-- Begin --
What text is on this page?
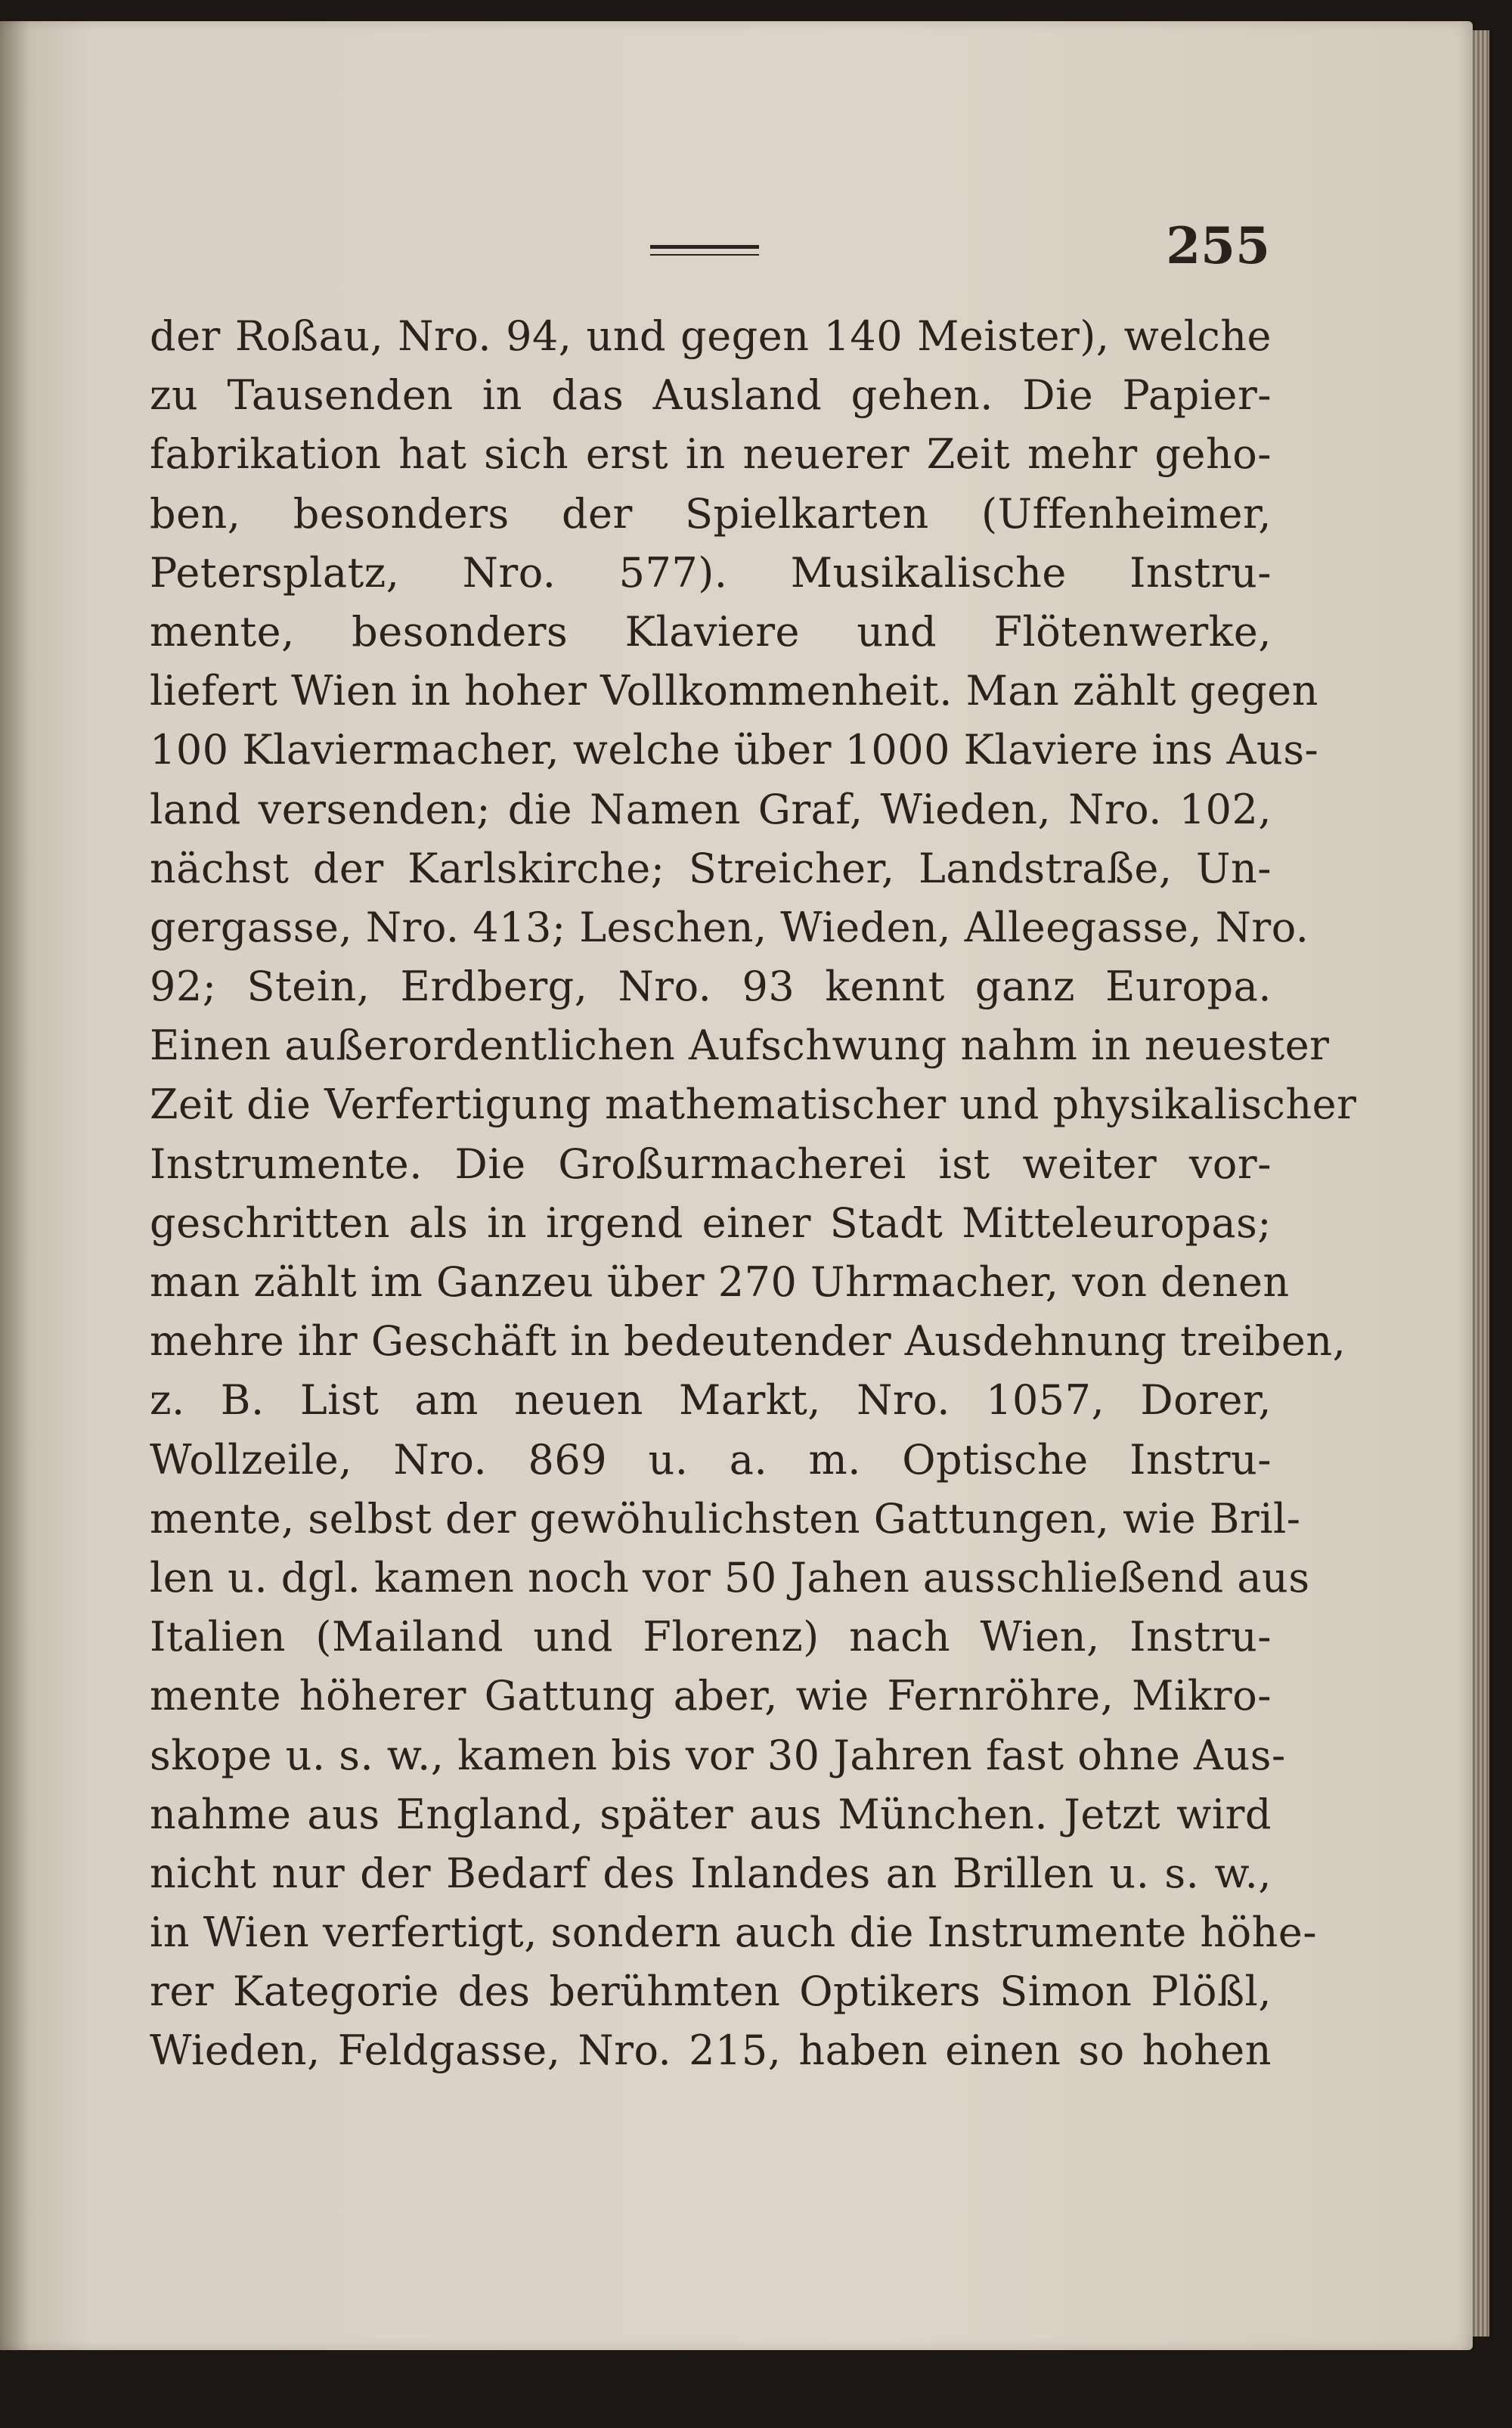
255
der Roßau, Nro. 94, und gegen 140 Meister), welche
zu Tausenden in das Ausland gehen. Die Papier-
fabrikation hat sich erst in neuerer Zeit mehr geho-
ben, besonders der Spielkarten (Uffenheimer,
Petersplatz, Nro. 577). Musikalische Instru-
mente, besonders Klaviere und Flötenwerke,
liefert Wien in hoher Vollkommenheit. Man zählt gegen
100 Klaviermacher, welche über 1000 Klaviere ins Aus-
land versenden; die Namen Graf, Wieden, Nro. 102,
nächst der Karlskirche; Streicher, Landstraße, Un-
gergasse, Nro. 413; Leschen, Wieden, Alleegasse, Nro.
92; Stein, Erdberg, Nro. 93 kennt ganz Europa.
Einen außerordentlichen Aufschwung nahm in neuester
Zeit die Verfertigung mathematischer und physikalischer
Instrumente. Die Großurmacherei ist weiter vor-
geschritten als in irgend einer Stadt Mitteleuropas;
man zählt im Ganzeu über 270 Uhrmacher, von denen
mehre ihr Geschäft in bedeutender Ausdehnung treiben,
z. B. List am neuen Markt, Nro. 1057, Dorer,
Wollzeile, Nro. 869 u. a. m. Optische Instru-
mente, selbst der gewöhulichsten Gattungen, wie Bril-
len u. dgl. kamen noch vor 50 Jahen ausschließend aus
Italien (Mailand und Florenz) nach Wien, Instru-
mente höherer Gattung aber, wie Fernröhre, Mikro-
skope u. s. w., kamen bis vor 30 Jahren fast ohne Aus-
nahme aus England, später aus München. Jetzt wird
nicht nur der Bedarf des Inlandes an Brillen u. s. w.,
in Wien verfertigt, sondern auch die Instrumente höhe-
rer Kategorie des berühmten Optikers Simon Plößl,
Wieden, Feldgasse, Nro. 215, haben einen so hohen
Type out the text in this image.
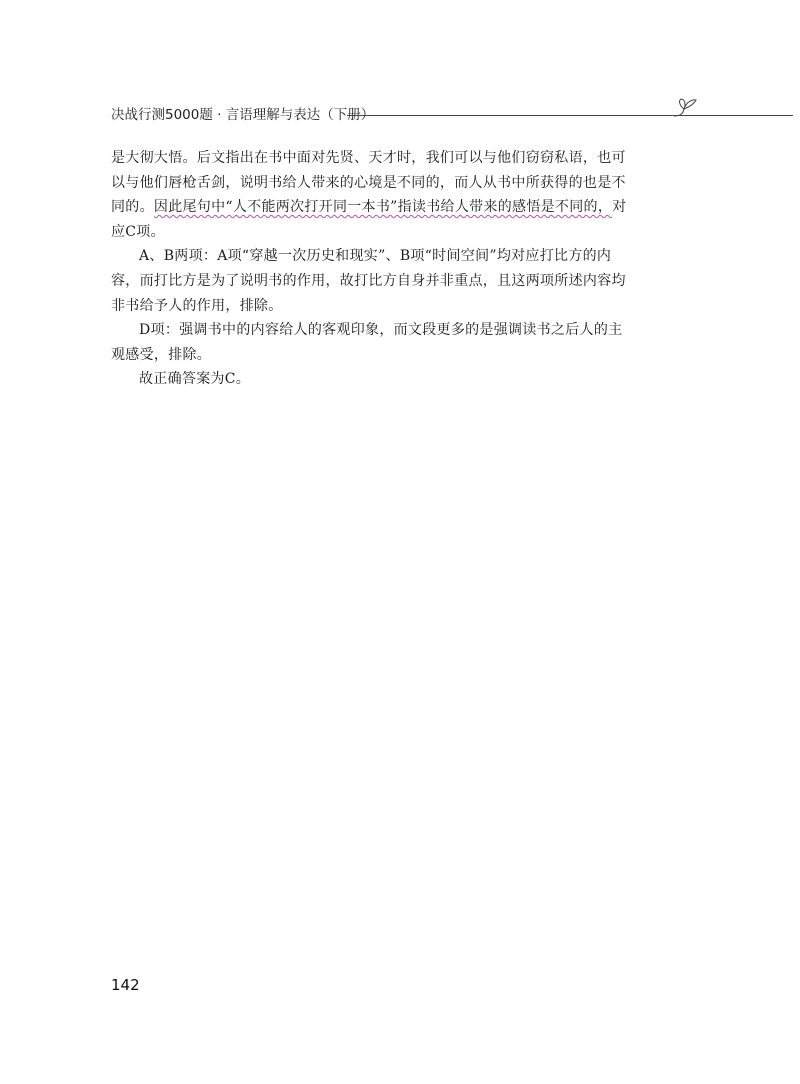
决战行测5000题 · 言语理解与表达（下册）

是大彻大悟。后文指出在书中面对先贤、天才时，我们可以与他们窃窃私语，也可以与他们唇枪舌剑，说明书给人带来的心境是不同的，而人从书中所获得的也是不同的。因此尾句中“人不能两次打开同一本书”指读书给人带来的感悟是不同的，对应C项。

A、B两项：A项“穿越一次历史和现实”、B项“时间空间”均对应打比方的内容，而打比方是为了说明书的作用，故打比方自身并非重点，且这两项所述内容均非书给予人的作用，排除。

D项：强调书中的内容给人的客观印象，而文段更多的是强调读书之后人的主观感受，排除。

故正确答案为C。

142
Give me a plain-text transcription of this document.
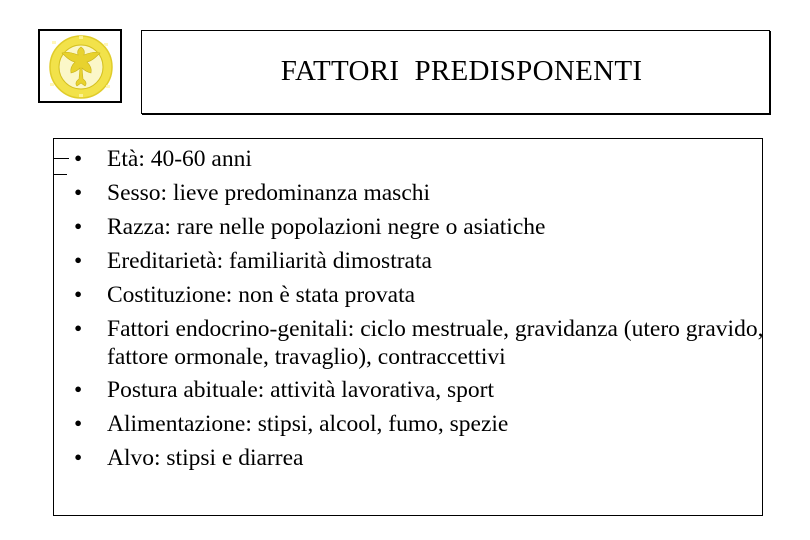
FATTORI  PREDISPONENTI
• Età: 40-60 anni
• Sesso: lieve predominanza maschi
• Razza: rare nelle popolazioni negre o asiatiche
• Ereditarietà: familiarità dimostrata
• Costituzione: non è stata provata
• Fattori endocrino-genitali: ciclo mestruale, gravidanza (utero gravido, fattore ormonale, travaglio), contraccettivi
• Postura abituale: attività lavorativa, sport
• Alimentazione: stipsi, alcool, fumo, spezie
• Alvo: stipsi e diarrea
-- End --
From the records above, work out how many lines contain the string "kamen". Give only the number.

▸ Full response: 2